__TASK OBJECTIVE__
Every line holding the string "stationnement" should be gathered.

__DATA FOR PROCESSING__
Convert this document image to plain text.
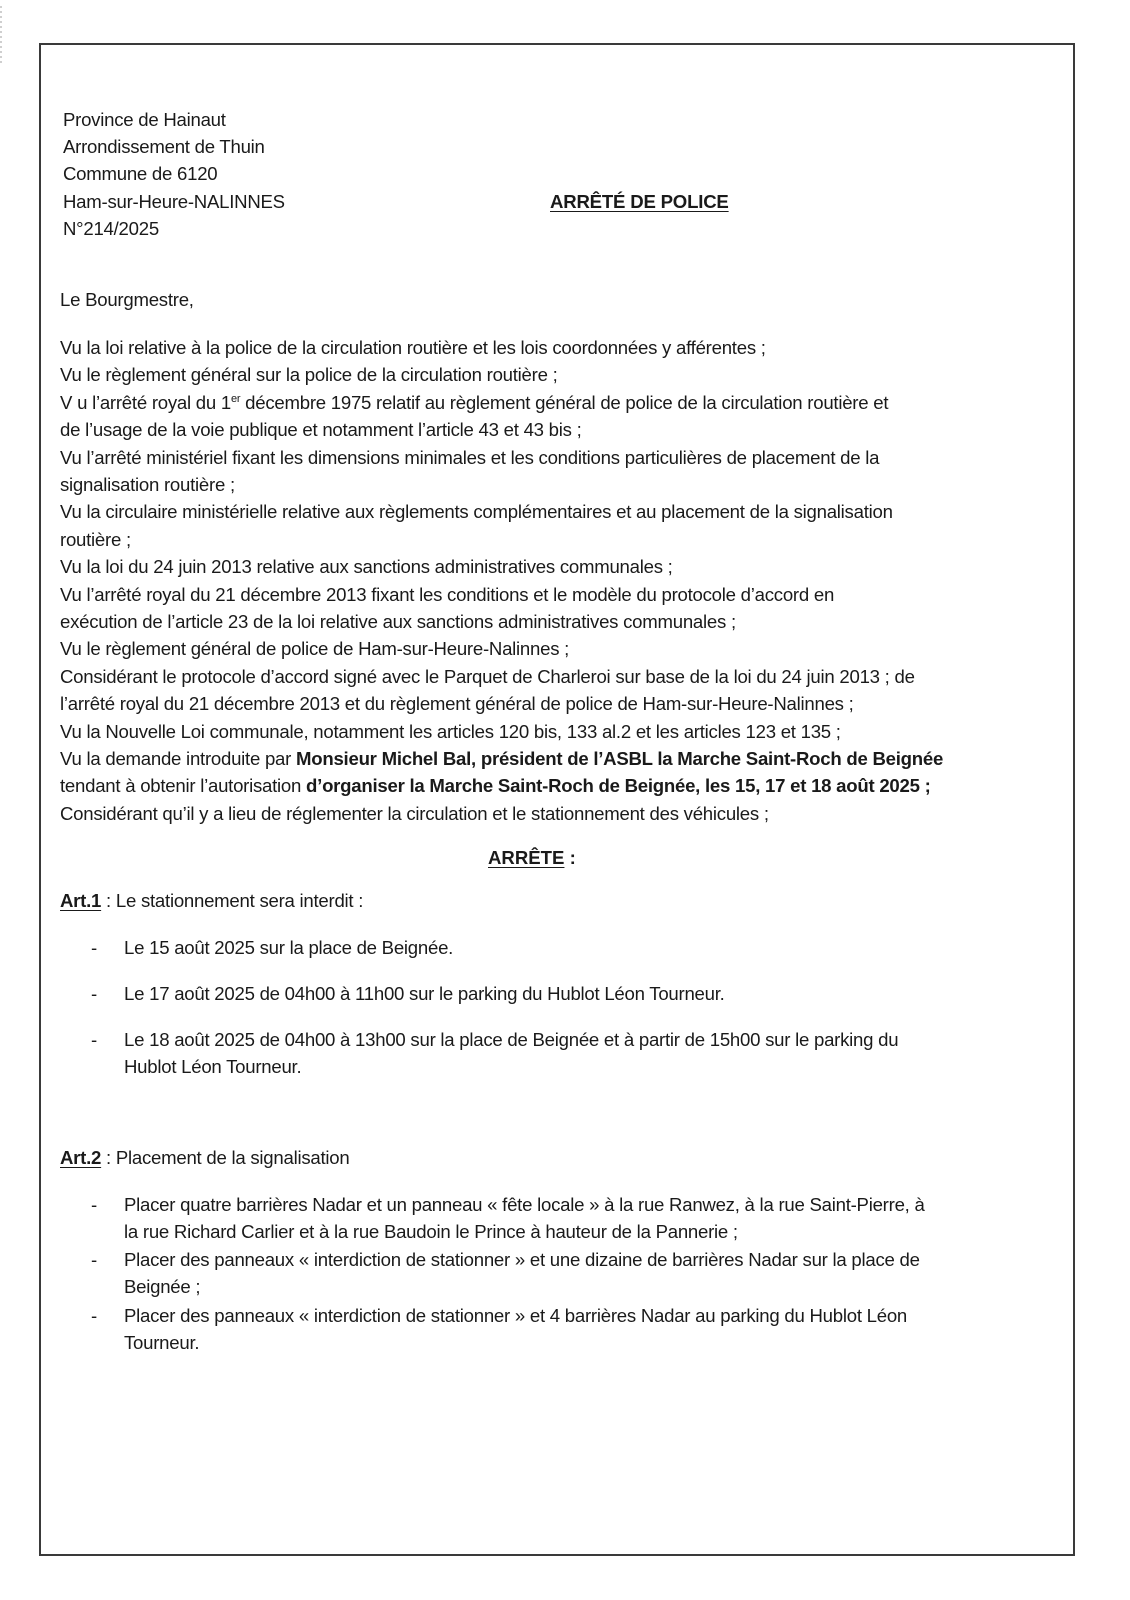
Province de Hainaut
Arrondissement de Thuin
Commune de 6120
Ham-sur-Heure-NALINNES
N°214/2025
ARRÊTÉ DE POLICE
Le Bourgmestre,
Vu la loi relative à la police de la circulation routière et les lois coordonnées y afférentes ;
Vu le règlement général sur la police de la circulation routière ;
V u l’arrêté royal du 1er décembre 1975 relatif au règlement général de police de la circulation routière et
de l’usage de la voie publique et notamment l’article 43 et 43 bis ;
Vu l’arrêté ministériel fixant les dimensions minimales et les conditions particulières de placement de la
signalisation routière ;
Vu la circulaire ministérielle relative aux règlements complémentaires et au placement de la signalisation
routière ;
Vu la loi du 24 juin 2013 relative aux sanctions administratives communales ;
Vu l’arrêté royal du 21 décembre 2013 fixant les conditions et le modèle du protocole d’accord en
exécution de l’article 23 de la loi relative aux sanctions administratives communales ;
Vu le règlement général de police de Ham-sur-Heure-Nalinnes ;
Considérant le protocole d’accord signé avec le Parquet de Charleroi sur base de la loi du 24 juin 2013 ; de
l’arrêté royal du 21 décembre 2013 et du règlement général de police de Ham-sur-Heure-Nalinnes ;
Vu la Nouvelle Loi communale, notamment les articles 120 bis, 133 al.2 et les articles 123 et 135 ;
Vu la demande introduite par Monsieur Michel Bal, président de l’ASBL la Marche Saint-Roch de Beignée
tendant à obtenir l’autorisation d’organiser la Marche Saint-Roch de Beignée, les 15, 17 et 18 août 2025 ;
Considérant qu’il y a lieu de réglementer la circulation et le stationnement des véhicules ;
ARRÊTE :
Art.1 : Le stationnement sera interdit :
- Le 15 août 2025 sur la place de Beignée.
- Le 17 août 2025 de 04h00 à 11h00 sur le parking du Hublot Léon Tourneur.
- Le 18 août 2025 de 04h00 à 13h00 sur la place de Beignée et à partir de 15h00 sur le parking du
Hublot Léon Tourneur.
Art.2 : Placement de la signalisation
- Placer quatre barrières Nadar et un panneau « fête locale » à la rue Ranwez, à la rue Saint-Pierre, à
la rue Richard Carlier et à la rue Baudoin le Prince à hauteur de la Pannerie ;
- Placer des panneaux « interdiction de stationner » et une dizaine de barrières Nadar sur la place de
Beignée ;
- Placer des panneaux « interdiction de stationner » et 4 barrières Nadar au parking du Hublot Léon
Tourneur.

--

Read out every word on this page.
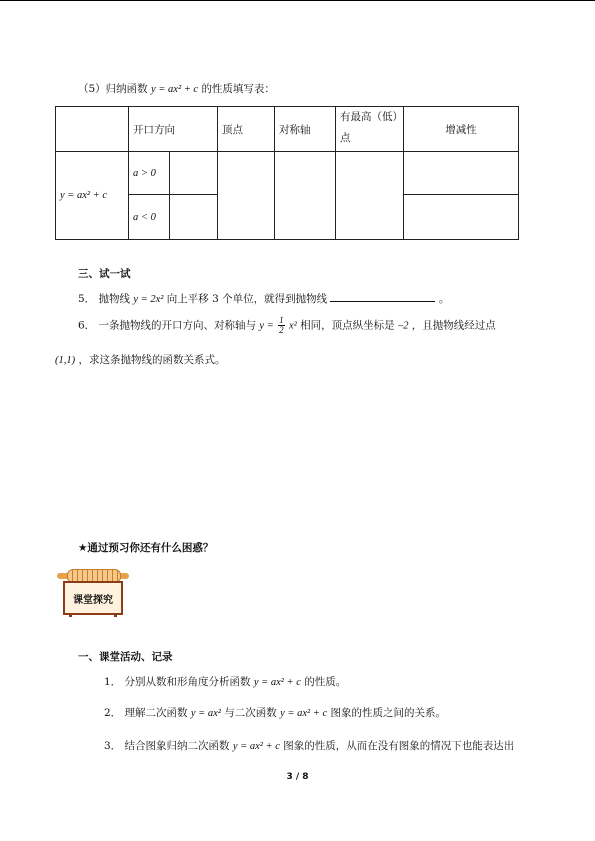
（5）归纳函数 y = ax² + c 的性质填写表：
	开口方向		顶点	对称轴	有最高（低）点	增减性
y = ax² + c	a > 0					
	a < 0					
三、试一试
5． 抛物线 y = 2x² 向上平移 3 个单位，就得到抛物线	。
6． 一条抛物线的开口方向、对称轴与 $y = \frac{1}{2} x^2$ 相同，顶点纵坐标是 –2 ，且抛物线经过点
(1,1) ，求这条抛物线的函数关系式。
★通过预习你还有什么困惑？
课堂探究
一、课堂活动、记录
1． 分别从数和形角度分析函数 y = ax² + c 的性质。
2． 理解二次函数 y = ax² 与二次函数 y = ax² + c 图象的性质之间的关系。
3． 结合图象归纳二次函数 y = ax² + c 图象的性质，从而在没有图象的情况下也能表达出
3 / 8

__FINAL ANSWER__
Considérant qu’il y a lieu de réglementer la circulation et le stationnement des véhicules ;
Art.1 : Le stationnement sera interdit :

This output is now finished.